--- Material shown ---
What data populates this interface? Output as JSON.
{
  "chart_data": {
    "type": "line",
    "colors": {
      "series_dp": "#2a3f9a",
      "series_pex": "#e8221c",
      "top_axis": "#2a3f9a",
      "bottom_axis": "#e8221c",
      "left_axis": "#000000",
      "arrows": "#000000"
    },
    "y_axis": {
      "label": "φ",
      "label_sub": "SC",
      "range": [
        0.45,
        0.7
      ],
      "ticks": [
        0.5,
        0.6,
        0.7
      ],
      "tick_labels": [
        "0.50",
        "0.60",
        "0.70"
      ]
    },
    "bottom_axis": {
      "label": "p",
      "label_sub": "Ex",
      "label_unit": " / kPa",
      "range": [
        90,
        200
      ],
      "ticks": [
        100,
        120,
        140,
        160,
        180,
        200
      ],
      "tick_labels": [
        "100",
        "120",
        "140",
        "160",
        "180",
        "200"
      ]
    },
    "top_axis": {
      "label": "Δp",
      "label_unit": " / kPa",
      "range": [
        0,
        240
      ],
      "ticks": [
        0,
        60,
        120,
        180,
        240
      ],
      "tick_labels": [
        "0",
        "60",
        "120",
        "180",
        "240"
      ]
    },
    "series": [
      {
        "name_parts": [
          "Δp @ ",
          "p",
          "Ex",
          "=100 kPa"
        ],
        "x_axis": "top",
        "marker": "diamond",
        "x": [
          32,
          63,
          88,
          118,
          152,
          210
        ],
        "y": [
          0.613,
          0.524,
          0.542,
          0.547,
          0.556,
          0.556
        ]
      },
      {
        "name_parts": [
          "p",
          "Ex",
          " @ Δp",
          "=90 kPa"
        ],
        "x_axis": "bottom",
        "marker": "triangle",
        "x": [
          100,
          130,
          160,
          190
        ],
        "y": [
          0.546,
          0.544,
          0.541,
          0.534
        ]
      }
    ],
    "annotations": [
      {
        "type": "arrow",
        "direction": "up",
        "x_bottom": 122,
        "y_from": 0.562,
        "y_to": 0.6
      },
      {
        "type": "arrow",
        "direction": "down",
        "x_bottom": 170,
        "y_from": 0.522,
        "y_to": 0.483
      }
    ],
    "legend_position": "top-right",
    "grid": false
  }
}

--- Task statement ---
Repeat every entry exactly, please.

--- Result of the task ---
What data populates this interface? Output as JSON.
{
  "chart_data": {
    "type": "line",
    "colors": {
      "series_dp": "#2a3f9a",
      "series_pex": "#e8221c",
      "top_axis": "#2a3f9a",
      "bottom_axis": "#e8221c",
      "left_axis": "#000000",
      "arrows": "#000000"
    },
    "y_axis": {
      "label": "φ",
      "label_sub": "SC",
      "range": [
        0.45,
        0.7
      ],
      "ticks": [
        0.5,
        0.6,
        0.7
      ],
      "tick_labels": [
        "0.50",
        "0.60",
        "0.70"
      ]
    },
    "bottom_axis": {
      "label": "p",
      "label_sub": "Ex",
      "label_unit": " / kPa",
      "range": [
        90,
        200
      ],
      "ticks": [
        100,
        120,
        140,
        160,
        180,
        200
      ],
      "tick_labels": [
        "100",
        "120",
        "140",
        "160",
        "180",
        "200"
      ]
    },
    "top_axis": {
      "label": "Δp",
      "label_unit": " / kPa",
      "range": [
        0,
        240
      ],
      "ticks": [
        0,
        60,
        120,
        180,
        240
      ],
      "tick_labels": [
        "0",
        "60",
        "120",
        "180",
        "240"
      ]
    },
    "series": [
      {
        "name_parts": [
          "Δp @ ",
          "p",
          "Ex",
          "=100 kPa"
        ],
        "x_axis": "top",
        "marker": "diamond",
        "x": [
          32,
          63,
          88,
          118,
          152,
          210
        ],
        "y": [
          0.613,
          0.524,
          0.542,
          0.547,
          0.556,
          0.556
        ]
      },
      {
        "name_parts": [
          "p",
          "Ex",
          " @ Δp",
          "=90 kPa"
        ],
        "x_axis": "bottom",
        "marker": "triangle",
        "x": [
          100,
          130,
          160,
          190
        ],
        "y": [
          0.546,
          0.544,
          0.541,
          0.534
        ]
      }
    ],
    "annotations": [
      {
        "type": "arrow",
        "direction": "up",
        "x_bottom": 122,
        "y_from": 0.562,
        "y_to": 0.6
      },
      {
        "type": "arrow",
        "direction": "down",
        "x_bottom": 170,
        "y_from": 0.522,
        "y_to": 0.483
      }
    ],
    "legend_position": "top-right",
    "grid": false
  }
}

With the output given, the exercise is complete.